# Избранный фрагмент:
.....

Наконец, Джотто, величайший новатор рубежа XIII–XIV веков, изобразил своего богатого падуанского заказчика, Энрико Скровеньи, в сцене Страшного суда (1303–1305) в профиль, но с явно индивидуализированными чертами лица (илл. 82). Скровеньи тянется рукой к ангелам, указывая на построенную на его деньги капеллу. Он не боится предстать перед Богом в эсхатологическом времени таким, каков он на Земле, в полный рост. И это – первый точно зафиксированный индивидуальный портрет, важнейшее событие в истории европейской живописи того времени[250]. Но это портрет в церковном пространстве, созданный для решения религиозной задачи – примирения ростовщика и его семьи с церковью и с небесами.
82. Джотто. Страшный суд. Фрагмент фрески (Энрико Скровеньи в сцене Страшного суда). 1303–1305 годы. Падуя. Капелла Скровеньи
Когда фронтальность от иконы была перенята сугубо светским изображением индивидуального лица, тогда на севере Европы и родился современный портрет. Именно фронтальность придала написанному на доске лицу силу присутствия здесь и сейчас, перед глазами зрителя, помогла ему заполнить собой исключительно для него – лица – выделенное пространство: фон. Присутствие «в образе», in imagine, стали воспринимать как присутствие «в теле», in corpore.
Почему так важна фронтальность? Ведь уже в портретах XV века она совсем не строгая, напротив, предпочитали три четверти, да и профиль не исчез. Престиж профильного изображения поддерживался и античным наследием, и медалями, которые заказывали лучшим художникам и скульпторам по особым случаям, для особого подарка и увековечивания памяти. Свадебный парадный портрет четы Монтефельтро Пьеро делла Франческа, настоящая жемчужина в творчестве мастера и в коллекции флорентийской галереи Уффици, показывает, что профиль, в глазах просвещенного итальянского зрителя Кватроченто, по-прежнему отражал личность не менее просвещенного заказчика.

.....

# Строки данных:
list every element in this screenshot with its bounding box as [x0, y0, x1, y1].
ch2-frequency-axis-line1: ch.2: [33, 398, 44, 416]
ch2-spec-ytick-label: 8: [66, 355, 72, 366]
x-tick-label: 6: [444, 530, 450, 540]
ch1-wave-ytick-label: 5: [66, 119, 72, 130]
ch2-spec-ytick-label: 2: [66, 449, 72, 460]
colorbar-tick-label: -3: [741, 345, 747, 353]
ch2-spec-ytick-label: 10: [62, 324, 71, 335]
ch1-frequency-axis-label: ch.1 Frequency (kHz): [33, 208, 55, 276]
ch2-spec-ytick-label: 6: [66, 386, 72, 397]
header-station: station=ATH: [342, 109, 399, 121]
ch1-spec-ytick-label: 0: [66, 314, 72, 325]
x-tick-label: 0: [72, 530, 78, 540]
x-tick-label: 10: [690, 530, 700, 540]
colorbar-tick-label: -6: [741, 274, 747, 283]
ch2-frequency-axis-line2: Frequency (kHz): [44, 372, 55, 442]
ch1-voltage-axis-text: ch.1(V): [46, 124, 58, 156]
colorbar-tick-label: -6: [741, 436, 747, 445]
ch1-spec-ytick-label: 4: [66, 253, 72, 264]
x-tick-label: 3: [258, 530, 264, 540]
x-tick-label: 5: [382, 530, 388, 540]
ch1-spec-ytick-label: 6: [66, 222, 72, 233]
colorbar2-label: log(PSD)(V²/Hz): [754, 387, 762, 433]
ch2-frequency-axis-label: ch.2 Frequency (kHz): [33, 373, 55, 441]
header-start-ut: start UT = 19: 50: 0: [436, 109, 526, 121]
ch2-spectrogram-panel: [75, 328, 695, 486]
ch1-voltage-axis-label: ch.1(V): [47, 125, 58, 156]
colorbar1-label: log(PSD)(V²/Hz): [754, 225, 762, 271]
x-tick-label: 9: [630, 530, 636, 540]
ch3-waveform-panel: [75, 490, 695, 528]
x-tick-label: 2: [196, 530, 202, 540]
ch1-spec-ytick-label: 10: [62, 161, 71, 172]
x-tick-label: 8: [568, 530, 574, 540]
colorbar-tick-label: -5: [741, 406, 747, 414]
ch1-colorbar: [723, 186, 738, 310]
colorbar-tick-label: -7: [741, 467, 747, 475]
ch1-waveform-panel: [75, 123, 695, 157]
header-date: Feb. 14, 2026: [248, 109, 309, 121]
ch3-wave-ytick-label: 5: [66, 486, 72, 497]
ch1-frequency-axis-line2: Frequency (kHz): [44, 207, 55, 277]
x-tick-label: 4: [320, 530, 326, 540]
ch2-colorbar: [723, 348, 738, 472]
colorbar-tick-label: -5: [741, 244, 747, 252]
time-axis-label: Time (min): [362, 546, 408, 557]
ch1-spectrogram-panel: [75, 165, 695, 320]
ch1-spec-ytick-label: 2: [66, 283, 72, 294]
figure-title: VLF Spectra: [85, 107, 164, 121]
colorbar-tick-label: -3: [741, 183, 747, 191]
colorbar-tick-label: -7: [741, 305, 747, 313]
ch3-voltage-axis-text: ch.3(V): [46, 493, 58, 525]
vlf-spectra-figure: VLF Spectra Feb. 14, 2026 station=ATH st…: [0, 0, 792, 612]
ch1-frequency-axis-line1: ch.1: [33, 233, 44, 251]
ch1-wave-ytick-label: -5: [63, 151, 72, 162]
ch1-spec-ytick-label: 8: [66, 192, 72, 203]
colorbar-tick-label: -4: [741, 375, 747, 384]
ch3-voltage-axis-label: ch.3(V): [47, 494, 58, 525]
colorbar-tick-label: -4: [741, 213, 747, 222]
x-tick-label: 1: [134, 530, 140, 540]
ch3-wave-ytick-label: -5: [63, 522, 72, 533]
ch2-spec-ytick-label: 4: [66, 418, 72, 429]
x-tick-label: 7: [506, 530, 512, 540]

.....

# Что сделать:
- a) Выпишите из фрагмента о портрете всё, начиная со слов «Наконец, Джотто, величайший» и вплоть до слов «и с небесами.».
- b) Определите, согласуется ли с фрагментом о портрете каждое утверждение ниже. Ответьте «да» или «нет» и приведите точную цитату из фрагмента, на которой основан ответ.
(i) Фреска Джотто с изображением Энрико Скровеньи создана в 1303–1305 годах.
(ii) В портретах XV века фронтальность соблюдалась строго.
(iii) Джотто изобразил Скровеньи анфас.
- c) Ответьте по фрагменту о портрете на вопросы:
(i) В каком городе находится капелла Скровеньи?
(ii) Где, согласно фрагменту, родился современный портрет?
(iii) В коллекции какой галереи находится свадебный парадный портрет четы Монтефельтро?

# Ответы по заданиям:
- a)
Наконец, Джотто, величайший новатор рубежа XIII–XIV веков, изобразил своего богатого падуанского заказчика, Энрико Скровеньи, в сцене Страшного суда (1303–1305) в профиль, но с явно индивидуализированными чертами лица (илл. 82). Скровеньи тянется рукой к ангелам, указывая на построенную на его деньги капеллу. Он не боится предстать перед Богом в эсхатологическом времени таким, каков он на Земле, в полный рост. И это – первый точно зафиксированный индивидуальный портрет, важнейшее событие в истории европейской живописи того времени[250]. Но это портрет в церковном пространстве, созданный для решения религиозной задачи – примирения ростовщика и его семьи с церковью и с небесами.

- b)
(i) Да: «в сцене Страшного суда (1303–1305)».
(ii) Нет: «уже в портретах XV века она совсем не строгая».
(iii) Нет: «в профиль, но с явно индивидуализированными чертами лица».

- c)
(i) В Падуе.
(ii) На севере Европы.
(iii) В коллекции флорентийской галереи Уффици.